• [PROBLEM TO WORK ON] Translate this sentence from the passage on medieval Balderton into Spanish: "In 1332 Hugh Gamel was outlawed for a trespass here."

• [GIVEN PASSAGE]
━━━━
There were a dovecote and a windmill on the manor, as well as a capital messuage or hall, and the feudal system of agriculture was in full swing. Bondmen had to work with eleven harrows once a year for a halfpenny a day: they had to plough two days a year; they sowed the lord's corn and vegetable seeds and were provided with drink only at the Lent sowings; in summer they had to do 115 days' work weeding and sowing. The cottars paid a rent, in autumn they rendered 36 days' work without food, and at Christmas the tenants paid 42 cocks and hens and in return were entertained at the manor house. They were subject to the manorial courts and the cottars paid "stuth" —a fine to their lord whenever a daughter of theirs married. Vines were cultivated then and long afterwards, doubtless for the production of the lord's wine.

Lawlessness.

The village had its full share in the lawlessness that prevailed under the later Plantagenets. In 1290 two outlaws, who had taken sanctuary in Newark Church and had been allotted a route to a port to quit the realm, departed from the prescribed way and committed another robbery; they were pursued and caught at Balderton and straightway beheaded. In quick succession a man was found here murdered and stripped, and Wm. de Orston was robbed and murdered. A year later, 1313, a man was robbed of his goods by thieves who beat him so unmercifully that he died. The warden of St. Leonard's Hospital at Newark did not scruple to block up the highway to the common pasture by building a wall across it. In 1332 Hugh Gamel was outlawed for a trespass here. Four years later, Balderton Grange was broken into and pillaged, a carter, who saw the offenders, being slain, but the hue and cry was raised and at Hawton the marauders were

caught and beheaded. In 1340 the collectors, of the King's tax were busy seizing moneys for themselves; from Balderton they illicitly took 12s. Nine years afterwards came the Black Death which doubtless exacted a heavy toll.
━━━━
• [DATA EXTRACTS]
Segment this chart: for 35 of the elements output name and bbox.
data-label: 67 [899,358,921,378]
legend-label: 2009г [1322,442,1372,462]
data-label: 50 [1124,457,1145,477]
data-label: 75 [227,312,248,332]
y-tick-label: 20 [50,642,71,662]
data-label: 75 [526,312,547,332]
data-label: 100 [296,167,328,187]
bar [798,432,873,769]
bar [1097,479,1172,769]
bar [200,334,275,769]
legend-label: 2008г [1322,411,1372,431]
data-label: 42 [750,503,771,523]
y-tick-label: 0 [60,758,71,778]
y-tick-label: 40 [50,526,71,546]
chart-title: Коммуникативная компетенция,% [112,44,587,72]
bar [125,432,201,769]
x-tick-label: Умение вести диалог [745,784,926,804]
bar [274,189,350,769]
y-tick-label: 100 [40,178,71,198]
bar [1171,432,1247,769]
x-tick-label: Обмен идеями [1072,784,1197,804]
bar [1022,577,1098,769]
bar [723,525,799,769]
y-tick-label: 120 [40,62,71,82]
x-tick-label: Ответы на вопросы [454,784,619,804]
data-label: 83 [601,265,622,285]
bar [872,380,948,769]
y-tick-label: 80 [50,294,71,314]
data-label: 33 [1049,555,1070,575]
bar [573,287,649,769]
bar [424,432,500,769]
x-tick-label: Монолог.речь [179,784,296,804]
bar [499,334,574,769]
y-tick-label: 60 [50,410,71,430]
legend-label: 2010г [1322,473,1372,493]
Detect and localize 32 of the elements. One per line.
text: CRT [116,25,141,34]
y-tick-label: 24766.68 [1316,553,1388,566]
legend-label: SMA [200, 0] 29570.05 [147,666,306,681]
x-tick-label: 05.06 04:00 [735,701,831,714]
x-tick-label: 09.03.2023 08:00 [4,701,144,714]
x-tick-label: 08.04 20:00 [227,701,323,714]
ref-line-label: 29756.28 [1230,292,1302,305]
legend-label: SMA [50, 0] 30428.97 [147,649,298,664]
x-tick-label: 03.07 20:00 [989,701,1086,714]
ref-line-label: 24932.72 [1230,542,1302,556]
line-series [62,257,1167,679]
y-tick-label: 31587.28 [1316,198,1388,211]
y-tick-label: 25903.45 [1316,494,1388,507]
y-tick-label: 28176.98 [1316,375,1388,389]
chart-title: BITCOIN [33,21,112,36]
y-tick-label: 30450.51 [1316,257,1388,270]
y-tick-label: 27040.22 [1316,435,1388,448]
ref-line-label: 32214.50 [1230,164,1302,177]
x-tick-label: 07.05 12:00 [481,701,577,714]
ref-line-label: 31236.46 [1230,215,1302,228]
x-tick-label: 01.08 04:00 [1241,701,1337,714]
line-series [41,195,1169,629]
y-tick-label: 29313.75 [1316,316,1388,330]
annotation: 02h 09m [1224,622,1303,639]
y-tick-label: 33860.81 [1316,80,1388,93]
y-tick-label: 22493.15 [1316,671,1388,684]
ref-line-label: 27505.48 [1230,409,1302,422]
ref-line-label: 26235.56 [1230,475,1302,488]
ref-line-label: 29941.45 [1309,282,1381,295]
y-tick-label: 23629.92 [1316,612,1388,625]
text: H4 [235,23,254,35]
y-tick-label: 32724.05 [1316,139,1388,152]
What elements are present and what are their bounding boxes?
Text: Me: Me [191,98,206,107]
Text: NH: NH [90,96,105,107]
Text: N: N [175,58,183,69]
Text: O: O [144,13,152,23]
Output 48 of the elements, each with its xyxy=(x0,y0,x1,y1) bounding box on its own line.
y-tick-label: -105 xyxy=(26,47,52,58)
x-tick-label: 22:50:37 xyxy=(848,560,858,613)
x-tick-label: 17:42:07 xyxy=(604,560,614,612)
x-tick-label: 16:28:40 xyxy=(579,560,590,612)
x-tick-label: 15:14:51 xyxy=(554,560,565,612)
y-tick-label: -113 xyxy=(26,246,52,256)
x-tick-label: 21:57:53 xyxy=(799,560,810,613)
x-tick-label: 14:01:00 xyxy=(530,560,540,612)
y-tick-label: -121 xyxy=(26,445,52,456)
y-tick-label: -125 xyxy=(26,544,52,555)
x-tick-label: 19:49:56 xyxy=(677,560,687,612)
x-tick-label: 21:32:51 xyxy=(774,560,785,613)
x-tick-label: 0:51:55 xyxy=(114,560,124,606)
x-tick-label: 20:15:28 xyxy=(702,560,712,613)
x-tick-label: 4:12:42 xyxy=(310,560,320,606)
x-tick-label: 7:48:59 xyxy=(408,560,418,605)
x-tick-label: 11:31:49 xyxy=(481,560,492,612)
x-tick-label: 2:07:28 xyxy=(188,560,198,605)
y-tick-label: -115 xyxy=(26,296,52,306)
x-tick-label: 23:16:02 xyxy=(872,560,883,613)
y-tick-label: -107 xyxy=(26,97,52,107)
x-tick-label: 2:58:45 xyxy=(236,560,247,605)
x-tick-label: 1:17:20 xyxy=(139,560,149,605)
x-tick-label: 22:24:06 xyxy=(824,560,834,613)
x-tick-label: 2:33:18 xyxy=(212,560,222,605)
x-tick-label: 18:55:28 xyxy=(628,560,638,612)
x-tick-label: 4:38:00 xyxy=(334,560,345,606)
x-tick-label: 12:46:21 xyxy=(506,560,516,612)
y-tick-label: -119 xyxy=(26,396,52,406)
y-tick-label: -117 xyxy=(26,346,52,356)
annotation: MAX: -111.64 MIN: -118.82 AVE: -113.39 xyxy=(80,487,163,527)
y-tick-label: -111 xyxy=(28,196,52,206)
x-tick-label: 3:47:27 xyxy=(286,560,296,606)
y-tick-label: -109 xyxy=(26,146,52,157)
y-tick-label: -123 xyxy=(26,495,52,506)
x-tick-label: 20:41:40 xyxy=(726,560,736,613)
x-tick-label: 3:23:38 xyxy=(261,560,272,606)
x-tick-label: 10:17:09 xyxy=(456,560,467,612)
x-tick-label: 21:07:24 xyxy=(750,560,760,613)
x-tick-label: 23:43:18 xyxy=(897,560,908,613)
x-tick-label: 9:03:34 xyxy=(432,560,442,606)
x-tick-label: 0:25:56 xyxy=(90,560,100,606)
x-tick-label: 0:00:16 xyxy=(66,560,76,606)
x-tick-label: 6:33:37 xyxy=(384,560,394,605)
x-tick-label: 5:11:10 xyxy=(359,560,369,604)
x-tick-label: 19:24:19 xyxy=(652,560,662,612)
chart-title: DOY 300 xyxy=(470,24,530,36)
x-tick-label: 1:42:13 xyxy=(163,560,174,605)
━━━━
• [WORKED SOLUTION] En 1332 Hugh Gamel fue declarado proscrito por una transgresión cometida aquí.